▶ TASK MATERIAL:
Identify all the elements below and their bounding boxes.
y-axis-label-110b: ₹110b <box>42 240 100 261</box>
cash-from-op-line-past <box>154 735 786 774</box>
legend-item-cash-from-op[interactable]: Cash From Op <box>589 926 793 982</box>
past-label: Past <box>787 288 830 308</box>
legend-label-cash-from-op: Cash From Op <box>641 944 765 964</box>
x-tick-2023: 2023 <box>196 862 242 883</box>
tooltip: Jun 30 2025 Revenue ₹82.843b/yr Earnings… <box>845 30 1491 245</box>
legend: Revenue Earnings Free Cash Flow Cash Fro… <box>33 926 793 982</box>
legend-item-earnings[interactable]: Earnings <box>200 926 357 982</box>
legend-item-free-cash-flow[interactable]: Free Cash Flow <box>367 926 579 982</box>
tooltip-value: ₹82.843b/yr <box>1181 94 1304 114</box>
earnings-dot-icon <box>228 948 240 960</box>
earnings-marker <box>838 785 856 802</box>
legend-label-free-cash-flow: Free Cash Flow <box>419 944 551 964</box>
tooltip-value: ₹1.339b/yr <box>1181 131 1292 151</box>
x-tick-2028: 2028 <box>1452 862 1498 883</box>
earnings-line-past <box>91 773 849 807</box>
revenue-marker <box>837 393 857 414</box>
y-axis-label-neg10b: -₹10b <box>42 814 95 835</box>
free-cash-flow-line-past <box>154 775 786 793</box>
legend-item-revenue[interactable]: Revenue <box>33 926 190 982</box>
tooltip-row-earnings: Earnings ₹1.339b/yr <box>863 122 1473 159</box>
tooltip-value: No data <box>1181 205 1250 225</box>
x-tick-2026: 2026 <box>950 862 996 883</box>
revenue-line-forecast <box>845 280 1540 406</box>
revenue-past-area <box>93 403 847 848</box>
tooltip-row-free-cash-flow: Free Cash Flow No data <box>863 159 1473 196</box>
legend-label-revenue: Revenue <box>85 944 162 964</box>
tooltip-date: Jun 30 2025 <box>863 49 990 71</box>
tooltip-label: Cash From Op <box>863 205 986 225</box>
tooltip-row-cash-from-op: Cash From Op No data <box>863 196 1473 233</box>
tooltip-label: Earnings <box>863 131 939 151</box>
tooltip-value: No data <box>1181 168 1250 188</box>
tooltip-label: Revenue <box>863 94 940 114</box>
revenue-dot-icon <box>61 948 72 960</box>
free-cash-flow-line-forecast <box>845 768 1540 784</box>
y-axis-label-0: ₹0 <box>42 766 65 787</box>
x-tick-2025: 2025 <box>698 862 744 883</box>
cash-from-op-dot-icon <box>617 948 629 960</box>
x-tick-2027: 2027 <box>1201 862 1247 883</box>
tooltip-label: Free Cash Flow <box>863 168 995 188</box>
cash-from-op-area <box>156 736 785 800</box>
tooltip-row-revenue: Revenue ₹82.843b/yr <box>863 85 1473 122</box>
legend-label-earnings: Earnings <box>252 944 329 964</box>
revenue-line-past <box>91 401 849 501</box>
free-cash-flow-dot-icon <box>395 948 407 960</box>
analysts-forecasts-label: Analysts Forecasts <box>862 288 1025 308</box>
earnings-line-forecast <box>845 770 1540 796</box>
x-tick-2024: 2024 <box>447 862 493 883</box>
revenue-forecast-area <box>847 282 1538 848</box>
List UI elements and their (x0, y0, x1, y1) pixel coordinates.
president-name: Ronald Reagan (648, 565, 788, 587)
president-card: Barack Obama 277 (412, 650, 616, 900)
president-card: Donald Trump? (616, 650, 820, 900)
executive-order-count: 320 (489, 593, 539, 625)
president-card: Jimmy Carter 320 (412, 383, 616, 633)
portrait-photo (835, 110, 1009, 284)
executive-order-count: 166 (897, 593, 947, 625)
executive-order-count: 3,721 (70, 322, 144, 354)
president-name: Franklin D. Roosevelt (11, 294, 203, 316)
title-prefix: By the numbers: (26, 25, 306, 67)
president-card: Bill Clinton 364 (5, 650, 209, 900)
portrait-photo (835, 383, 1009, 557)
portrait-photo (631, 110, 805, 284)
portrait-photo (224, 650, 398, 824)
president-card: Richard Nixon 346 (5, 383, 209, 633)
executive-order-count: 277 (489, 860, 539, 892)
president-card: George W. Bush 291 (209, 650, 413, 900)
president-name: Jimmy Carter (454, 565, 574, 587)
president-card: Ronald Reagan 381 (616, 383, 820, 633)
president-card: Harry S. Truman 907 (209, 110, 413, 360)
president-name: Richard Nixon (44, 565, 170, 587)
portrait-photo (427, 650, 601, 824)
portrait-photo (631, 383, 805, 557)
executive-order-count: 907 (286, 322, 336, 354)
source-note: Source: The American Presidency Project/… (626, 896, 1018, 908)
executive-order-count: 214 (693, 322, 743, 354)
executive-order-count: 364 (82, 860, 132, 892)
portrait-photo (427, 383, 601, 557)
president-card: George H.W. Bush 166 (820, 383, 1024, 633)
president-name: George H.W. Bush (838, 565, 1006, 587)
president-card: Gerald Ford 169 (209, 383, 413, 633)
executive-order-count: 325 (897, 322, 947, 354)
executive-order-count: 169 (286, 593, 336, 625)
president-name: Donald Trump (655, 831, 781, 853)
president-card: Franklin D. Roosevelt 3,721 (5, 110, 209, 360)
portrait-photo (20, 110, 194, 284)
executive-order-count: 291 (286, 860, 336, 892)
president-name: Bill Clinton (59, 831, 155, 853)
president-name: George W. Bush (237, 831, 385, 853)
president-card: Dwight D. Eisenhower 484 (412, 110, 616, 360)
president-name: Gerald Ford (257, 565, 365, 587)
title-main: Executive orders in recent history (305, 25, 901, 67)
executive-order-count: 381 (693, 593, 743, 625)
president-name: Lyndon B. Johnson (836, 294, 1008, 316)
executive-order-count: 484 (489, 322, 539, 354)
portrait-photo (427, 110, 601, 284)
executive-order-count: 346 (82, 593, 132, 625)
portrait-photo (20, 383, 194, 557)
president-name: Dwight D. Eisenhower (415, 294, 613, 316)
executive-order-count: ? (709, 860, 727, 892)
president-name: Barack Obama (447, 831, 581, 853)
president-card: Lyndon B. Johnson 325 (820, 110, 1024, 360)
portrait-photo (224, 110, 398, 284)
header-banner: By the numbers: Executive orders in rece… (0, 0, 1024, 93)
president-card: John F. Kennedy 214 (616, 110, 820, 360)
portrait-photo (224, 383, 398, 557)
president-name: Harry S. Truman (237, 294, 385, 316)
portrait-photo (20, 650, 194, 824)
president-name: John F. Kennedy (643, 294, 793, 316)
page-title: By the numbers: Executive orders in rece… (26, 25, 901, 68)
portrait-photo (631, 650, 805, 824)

▶ DO THIS:
Could you rewrite the records from the first line through the line that has "tooltip-date: Jun 30", swapping "No data" for "N/A" and leaving everything else unchanged?

▶ CORRECT RESPONSE:
Identify all the elements below and their bounding boxes.
y-axis-label-110b: ₹110b <box>42 240 100 261</box>
cash-from-op-line-past <box>154 735 786 774</box>
legend-item-cash-from-op[interactable]: Cash From Op <box>589 926 793 982</box>
past-label: Past <box>787 288 830 308</box>
legend-label-cash-from-op: Cash From Op <box>641 944 765 964</box>
x-tick-2023: 2023 <box>196 862 242 883</box>
tooltip: Jun 30 2025 Revenue ₹82.843b/yr Earnings… <box>845 30 1491 245</box>
legend: Revenue Earnings Free Cash Flow Cash Fro… <box>33 926 793 982</box>
legend-item-earnings[interactable]: Earnings <box>200 926 357 982</box>
legend-item-free-cash-flow[interactable]: Free Cash Flow <box>367 926 579 982</box>
tooltip-value: ₹82.843b/yr <box>1181 94 1304 114</box>
earnings-dot-icon <box>228 948 240 960</box>
earnings-marker <box>838 785 856 802</box>
legend-label-free-cash-flow: Free Cash Flow <box>419 944 551 964</box>
tooltip-value: ₹1.339b/yr <box>1181 131 1292 151</box>
x-tick-2028: 2028 <box>1452 862 1498 883</box>
earnings-line-past <box>91 773 849 807</box>
revenue-marker <box>837 393 857 414</box>
y-axis-label-neg10b: -₹10b <box>42 814 95 835</box>
free-cash-flow-line-past <box>154 775 786 793</box>
legend-item-revenue[interactable]: Revenue <box>33 926 190 982</box>
tooltip-row-earnings: Earnings ₹1.339b/yr <box>863 122 1473 159</box>
tooltip-value: N/A <box>1181 205 1250 225</box>
x-tick-2026: 2026 <box>950 862 996 883</box>
revenue-line-forecast <box>845 280 1540 406</box>
revenue-past-area <box>93 403 847 848</box>
tooltip-row-free-cash-flow: Free Cash Flow N/A <box>863 159 1473 196</box>
legend-label-revenue: Revenue <box>85 944 162 964</box>
tooltip-date: Jun 30 2025 <box>863 49 990 71</box>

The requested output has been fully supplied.